* _EXERCISE GOAL_: Exactly reproduce each entry, leaving out nothing.
BEGIN THE INPUT
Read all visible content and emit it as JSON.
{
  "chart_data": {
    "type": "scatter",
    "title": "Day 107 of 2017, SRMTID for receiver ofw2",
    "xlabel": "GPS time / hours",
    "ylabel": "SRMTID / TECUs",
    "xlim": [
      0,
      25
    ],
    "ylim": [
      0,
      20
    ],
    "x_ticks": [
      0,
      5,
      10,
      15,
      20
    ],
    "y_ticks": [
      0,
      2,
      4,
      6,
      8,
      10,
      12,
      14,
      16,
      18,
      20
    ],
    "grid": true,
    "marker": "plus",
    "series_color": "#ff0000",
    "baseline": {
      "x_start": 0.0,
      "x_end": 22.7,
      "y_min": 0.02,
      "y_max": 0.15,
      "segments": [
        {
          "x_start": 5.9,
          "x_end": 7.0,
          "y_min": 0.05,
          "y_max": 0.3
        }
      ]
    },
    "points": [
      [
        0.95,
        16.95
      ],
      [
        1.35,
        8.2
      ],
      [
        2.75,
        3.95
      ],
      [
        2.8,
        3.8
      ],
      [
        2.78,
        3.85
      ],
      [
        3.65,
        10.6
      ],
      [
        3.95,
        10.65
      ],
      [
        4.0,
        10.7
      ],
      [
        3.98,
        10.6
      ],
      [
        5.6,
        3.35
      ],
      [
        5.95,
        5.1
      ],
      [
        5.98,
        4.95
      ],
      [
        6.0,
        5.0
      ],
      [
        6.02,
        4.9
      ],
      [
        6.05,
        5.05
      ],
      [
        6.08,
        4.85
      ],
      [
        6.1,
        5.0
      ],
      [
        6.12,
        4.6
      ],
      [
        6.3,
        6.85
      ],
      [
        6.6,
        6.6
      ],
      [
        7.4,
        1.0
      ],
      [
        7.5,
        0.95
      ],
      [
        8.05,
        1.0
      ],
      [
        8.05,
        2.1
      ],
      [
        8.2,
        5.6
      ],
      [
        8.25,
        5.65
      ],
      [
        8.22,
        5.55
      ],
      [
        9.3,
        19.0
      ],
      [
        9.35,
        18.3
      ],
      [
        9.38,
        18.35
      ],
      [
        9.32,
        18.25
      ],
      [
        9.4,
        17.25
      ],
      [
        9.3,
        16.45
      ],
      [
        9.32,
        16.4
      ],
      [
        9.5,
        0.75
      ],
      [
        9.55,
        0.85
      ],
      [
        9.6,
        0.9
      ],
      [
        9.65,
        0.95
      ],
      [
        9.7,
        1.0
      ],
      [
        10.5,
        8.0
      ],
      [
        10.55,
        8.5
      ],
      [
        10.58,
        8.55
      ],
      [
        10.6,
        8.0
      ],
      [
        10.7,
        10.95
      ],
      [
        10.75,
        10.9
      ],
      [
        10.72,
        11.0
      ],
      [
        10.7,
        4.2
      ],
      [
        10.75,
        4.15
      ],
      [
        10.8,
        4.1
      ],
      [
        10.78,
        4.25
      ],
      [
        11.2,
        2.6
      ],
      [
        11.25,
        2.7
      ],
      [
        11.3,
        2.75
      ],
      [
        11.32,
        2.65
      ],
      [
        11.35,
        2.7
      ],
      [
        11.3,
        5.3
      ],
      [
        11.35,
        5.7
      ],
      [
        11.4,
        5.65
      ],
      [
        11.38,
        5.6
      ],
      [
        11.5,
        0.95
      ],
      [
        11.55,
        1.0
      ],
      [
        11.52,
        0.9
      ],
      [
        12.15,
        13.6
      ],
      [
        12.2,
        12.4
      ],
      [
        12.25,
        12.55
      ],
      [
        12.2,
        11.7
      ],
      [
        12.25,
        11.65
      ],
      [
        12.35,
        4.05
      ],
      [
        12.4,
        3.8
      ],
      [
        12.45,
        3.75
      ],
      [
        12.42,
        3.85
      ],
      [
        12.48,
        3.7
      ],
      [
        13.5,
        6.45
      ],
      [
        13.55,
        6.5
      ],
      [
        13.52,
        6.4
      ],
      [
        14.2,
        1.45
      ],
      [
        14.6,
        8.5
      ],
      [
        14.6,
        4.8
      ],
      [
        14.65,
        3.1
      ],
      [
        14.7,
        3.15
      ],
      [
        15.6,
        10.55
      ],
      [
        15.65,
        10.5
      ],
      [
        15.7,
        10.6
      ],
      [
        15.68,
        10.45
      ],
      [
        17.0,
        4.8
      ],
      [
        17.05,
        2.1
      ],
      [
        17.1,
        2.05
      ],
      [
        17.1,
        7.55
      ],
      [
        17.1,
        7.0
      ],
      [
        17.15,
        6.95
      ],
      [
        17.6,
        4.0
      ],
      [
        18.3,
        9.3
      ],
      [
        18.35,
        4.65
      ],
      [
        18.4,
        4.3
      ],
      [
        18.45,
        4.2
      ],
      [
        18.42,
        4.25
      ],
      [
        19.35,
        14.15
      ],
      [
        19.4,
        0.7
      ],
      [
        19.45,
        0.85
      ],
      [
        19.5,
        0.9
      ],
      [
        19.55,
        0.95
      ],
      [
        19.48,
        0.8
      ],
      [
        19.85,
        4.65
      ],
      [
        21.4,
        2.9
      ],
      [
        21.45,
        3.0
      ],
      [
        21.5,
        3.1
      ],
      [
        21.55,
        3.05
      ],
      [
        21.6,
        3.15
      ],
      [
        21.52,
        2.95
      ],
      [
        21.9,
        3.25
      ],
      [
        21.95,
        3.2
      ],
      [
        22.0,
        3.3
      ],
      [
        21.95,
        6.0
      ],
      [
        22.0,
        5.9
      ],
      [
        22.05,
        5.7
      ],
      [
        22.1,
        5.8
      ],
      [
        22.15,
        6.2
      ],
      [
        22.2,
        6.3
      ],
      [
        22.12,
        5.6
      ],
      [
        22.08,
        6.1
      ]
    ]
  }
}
END THE INPUT
* _TASK ANSWER_:
Read all visible content and emit it as JSON.
{
  "chart_data": {
    "type": "scatter",
    "title": "Day 107 of 2017, SRMTID for receiver ofw2",
    "xlabel": "GPS time / hours",
    "ylabel": "SRMTID / TECUs",
    "xlim": [
      0,
      25
    ],
    "ylim": [
      0,
      20
    ],
    "x_ticks": [
      0,
      5,
      10,
      15,
      20
    ],
    "y_ticks": [
      0,
      2,
      4,
      6,
      8,
      10,
      12,
      14,
      16,
      18,
      20
    ],
    "grid": true,
    "marker": "plus",
    "series_color": "#ff0000",
    "baseline": {
      "x_start": 0.0,
      "x_end": 22.7,
      "y_min": 0.02,
      "y_max": 0.15,
      "segments": [
        {
          "x_start": 5.9,
          "x_end": 7.0,
          "y_min": 0.05,
          "y_max": 0.3
        }
      ]
    },
    "points": [
      [
        0.95,
        16.95
      ],
      [
        1.35,
        8.2
      ],
      [
        2.75,
        3.95
      ],
      [
        2.8,
        3.8
      ],
      [
        2.78,
        3.85
      ],
      [
        3.65,
        10.6
      ],
      [
        3.95,
        10.65
      ],
      [
        4.0,
        10.7
      ],
      [
        3.98,
        10.6
      ],
      [
        5.6,
        3.35
      ],
      [
        5.95,
        5.1
      ],
      [
        5.98,
        4.95
      ],
      [
        6.0,
        5.0
      ],
      [
        6.02,
        4.9
      ],
      [
        6.05,
        5.05
      ],
      [
        6.08,
        4.85
      ],
      [
        6.1,
        5.0
      ],
      [
        6.12,
        4.6
      ],
      [
        6.3,
        6.85
      ],
      [
        6.6,
        6.6
      ],
      [
        7.4,
        1.0
      ],
      [
        7.5,
        0.95
      ],
      [
        8.05,
        1.0
      ],
      [
        8.05,
        2.1
      ],
      [
        8.2,
        5.6
      ],
      [
        8.25,
        5.65
      ],
      [
        8.22,
        5.55
      ],
      [
        9.3,
        19.0
      ],
      [
        9.35,
        18.3
      ],
      [
        9.38,
        18.35
      ],
      [
        9.32,
        18.25
      ],
      [
        9.4,
        17.25
      ],
      [
        9.3,
        16.45
      ],
      [
        9.32,
        16.4
      ],
      [
        9.5,
        0.75
      ],
      [
        9.55,
        0.85
      ],
      [
        9.6,
        0.9
      ],
      [
        9.65,
        0.95
      ],
      [
        9.7,
        1.0
      ],
      [
        10.5,
        8.0
      ],
      [
        10.55,
        8.5
      ],
      [
        10.58,
        8.55
      ],
      [
        10.6,
        8.0
      ],
      [
        10.7,
        10.95
      ],
      [
        10.75,
        10.9
      ],
      [
        10.72,
        11.0
      ],
      [
        10.7,
        4.2
      ],
      [
        10.75,
        4.15
      ],
      [
        10.8,
        4.1
      ],
      [
        10.78,
        4.25
      ],
      [
        11.2,
        2.6
      ],
      [
        11.25,
        2.7
      ],
      [
        11.3,
        2.75
      ],
      [
        11.32,
        2.65
      ],
      [
        11.35,
        2.7
      ],
      [
        11.3,
        5.3
      ],
      [
        11.35,
        5.7
      ],
      [
        11.4,
        5.65
      ],
      [
        11.38,
        5.6
      ],
      [
        11.5,
        0.95
      ],
      [
        11.55,
        1.0
      ],
      [
        11.52,
        0.9
      ],
      [
        12.15,
        13.6
      ],
      [
        12.2,
        12.4
      ],
      [
        12.25,
        12.55
      ],
      [
        12.2,
        11.7
      ],
      [
        12.25,
        11.65
      ],
      [
        12.35,
        4.05
      ],
      [
        12.4,
        3.8
      ],
      [
        12.45,
        3.75
      ],
      [
        12.42,
        3.85
      ],
      [
        12.48,
        3.7
      ],
      [
        13.5,
        6.45
      ],
      [
        13.55,
        6.5
      ],
      [
        13.52,
        6.4
      ],
      [
        14.2,
        1.45
      ],
      [
        14.6,
        8.5
      ],
      [
        14.6,
        4.8
      ],
      [
        14.65,
        3.1
      ],
      [
        14.7,
        3.15
      ],
      [
        15.6,
        10.55
      ],
      [
        15.65,
        10.5
      ],
      [
        15.7,
        10.6
      ],
      [
        15.68,
        10.45
      ],
      [
        17.0,
        4.8
      ],
      [
        17.05,
        2.1
      ],
      [
        17.1,
        2.05
      ],
      [
        17.1,
        7.55
      ],
      [
        17.1,
        7.0
      ],
      [
        17.15,
        6.95
      ],
      [
        17.6,
        4.0
      ],
      [
        18.3,
        9.3
      ],
      [
        18.35,
        4.65
      ],
      [
        18.4,
        4.3
      ],
      [
        18.45,
        4.2
      ],
      [
        18.42,
        4.25
      ],
      [
        19.35,
        14.15
      ],
      [
        19.4,
        0.7
      ],
      [
        19.45,
        0.85
      ],
      [
        19.5,
        0.9
      ],
      [
        19.55,
        0.95
      ],
      [
        19.48,
        0.8
      ],
      [
        19.85,
        4.65
      ],
      [
        21.4,
        2.9
      ],
      [
        21.45,
        3.0
      ],
      [
        21.5,
        3.1
      ],
      [
        21.55,
        3.05
      ],
      [
        21.6,
        3.15
      ],
      [
        21.52,
        2.95
      ],
      [
        21.9,
        3.25
      ],
      [
        21.95,
        3.2
      ],
      [
        22.0,
        3.3
      ],
      [
        21.95,
        6.0
      ],
      [
        22.0,
        5.9
      ],
      [
        22.05,
        5.7
      ],
      [
        22.1,
        5.8
      ],
      [
        22.15,
        6.2
      ],
      [
        22.2,
        6.3
      ],
      [
        22.12,
        5.6
      ],
      [
        22.08,
        6.1
      ]
    ]
  }
}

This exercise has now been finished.